***** Фрагмент текста
У меня пациентка позавчера выписана домой, полтора часа разговаривали с ее дочкой, я говорю: «Вот так ее обрабатывать, у нее пролежни остались», еще чего-то. Сегодня в три часа ночи два пропущенных. Я думаю: все, они там убили бабку, все, кошмар.
В три часа ночи пропущенное сообщение: «Маша, а хлоргексидин лучше спиртовой или водный?» Даже не так: «Доброе утро, Маша, а хлоргексидин спиртовой или водный?» Но там проблема в том, что мы сейчас шутим, а дочь — семь недель назад у нее мама прыгала, бегала, клеила обои, а потом начала кашлять, а потом через три дня слегла… Еще даже не было никакой особо пандемии — это был конец марта. Это пациентка, которая лежала ровно то время, что я волонтерила, мы ее вчера выписали.
**********
***** Исходные данные
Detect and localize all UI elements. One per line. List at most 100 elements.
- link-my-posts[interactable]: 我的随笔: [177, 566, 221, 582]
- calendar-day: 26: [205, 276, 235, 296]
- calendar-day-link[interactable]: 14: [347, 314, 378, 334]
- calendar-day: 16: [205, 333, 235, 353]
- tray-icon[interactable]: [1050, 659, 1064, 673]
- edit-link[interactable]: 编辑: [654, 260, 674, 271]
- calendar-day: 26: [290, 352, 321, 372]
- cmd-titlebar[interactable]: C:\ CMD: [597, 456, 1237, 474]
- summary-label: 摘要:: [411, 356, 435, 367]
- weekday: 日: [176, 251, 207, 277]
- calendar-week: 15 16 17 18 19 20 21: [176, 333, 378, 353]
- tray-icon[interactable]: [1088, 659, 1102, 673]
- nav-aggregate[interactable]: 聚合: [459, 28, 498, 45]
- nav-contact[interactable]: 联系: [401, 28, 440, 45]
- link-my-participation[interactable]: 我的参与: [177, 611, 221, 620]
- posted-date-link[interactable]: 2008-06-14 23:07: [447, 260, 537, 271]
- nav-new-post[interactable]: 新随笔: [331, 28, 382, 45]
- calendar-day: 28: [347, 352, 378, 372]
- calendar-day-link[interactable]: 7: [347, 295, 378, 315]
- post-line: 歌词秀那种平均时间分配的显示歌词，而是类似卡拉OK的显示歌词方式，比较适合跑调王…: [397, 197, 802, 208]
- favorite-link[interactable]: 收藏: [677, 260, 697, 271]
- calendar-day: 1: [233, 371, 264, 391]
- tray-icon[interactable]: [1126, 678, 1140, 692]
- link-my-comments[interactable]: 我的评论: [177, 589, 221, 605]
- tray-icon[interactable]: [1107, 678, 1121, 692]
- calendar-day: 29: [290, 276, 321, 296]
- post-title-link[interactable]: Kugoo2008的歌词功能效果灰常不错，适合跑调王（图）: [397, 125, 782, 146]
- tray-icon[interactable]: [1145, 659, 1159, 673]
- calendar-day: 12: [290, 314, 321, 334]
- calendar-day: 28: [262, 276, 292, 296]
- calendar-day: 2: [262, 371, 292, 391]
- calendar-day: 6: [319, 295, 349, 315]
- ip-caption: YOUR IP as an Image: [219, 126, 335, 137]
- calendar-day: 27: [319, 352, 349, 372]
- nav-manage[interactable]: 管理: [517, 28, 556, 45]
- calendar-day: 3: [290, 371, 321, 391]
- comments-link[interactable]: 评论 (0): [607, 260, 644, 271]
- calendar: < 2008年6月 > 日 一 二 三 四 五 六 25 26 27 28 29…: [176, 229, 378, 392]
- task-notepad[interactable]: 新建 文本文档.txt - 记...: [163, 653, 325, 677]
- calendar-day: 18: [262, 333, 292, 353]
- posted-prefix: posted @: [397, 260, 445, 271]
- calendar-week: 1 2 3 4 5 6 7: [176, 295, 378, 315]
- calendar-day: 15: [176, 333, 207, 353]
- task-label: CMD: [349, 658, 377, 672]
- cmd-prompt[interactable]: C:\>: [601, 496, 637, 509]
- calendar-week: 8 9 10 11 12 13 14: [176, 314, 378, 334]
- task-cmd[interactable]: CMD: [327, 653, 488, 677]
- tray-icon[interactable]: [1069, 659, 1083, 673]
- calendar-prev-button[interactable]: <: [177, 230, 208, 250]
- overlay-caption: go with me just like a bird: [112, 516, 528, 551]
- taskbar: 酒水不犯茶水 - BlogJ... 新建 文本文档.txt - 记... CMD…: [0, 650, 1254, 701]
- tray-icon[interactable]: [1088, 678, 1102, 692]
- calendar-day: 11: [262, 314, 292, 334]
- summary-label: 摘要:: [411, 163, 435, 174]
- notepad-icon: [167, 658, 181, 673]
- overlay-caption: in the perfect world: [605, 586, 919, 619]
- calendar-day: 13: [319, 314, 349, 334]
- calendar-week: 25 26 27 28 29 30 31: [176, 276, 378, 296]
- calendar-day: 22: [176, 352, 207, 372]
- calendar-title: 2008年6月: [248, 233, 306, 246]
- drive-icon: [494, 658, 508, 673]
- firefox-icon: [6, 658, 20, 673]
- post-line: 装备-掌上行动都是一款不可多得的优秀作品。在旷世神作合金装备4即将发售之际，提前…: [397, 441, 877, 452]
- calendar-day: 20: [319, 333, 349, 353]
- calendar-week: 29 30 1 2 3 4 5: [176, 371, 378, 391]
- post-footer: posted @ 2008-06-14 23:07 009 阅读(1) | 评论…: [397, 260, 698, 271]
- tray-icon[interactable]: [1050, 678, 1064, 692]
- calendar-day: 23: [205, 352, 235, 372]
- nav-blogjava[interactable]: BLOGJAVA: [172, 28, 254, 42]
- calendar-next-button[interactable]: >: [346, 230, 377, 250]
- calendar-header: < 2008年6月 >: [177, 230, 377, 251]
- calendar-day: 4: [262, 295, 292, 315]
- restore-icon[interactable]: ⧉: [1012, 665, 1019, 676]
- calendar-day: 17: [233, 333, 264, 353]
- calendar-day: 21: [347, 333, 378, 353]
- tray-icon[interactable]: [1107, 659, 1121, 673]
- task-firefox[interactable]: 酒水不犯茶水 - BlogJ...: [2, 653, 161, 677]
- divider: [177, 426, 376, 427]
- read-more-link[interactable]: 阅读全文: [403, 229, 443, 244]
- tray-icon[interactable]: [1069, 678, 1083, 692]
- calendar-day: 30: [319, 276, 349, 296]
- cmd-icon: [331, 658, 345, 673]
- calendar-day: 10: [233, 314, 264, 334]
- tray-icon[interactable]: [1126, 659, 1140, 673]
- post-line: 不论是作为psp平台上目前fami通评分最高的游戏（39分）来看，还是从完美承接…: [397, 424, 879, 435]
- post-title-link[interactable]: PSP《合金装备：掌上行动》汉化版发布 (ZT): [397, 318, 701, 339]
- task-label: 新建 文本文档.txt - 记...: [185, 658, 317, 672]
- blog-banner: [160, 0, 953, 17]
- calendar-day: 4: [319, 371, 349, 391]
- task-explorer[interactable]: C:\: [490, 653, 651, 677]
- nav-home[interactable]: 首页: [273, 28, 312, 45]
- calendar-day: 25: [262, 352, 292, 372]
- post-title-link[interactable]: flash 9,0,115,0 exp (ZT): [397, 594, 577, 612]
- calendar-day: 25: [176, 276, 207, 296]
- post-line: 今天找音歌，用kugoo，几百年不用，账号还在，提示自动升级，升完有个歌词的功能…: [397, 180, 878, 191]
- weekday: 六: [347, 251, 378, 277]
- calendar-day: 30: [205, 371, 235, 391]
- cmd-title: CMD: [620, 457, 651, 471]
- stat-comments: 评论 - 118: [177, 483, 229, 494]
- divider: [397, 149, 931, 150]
**********
_Задания_
a: Согласно фрагменту текста, сколько недель назад мама дочери еще прыгала, бегала и клеила обои?
b: Перепишите из фрагмента текста всё от слов «В три часа ночи пропущенное» и ниже, вплоть до слов «ее вчера выписали.».

_Ответы к заданиям_
a: Семь недель назад.

b:
В три часа ночи пропущенное сообщение: «Маша, а хлоргексидин лучше спиртовой или водный?» Даже не так: «Доброе утро, Маша, а хлоргексидин спиртовой или водный?» Но там проблема в том, что мы сейчас шутим, а дочь — семь недель назад у нее мама прыгала, бегала, клеила обои, а потом начала кашлять, а потом через три дня слегла… Еще даже не было никакой особо пандемии — это был конец марта. Это пациентка, которая лежала ровно то время, что я волонтерила, мы ее вчера выписали.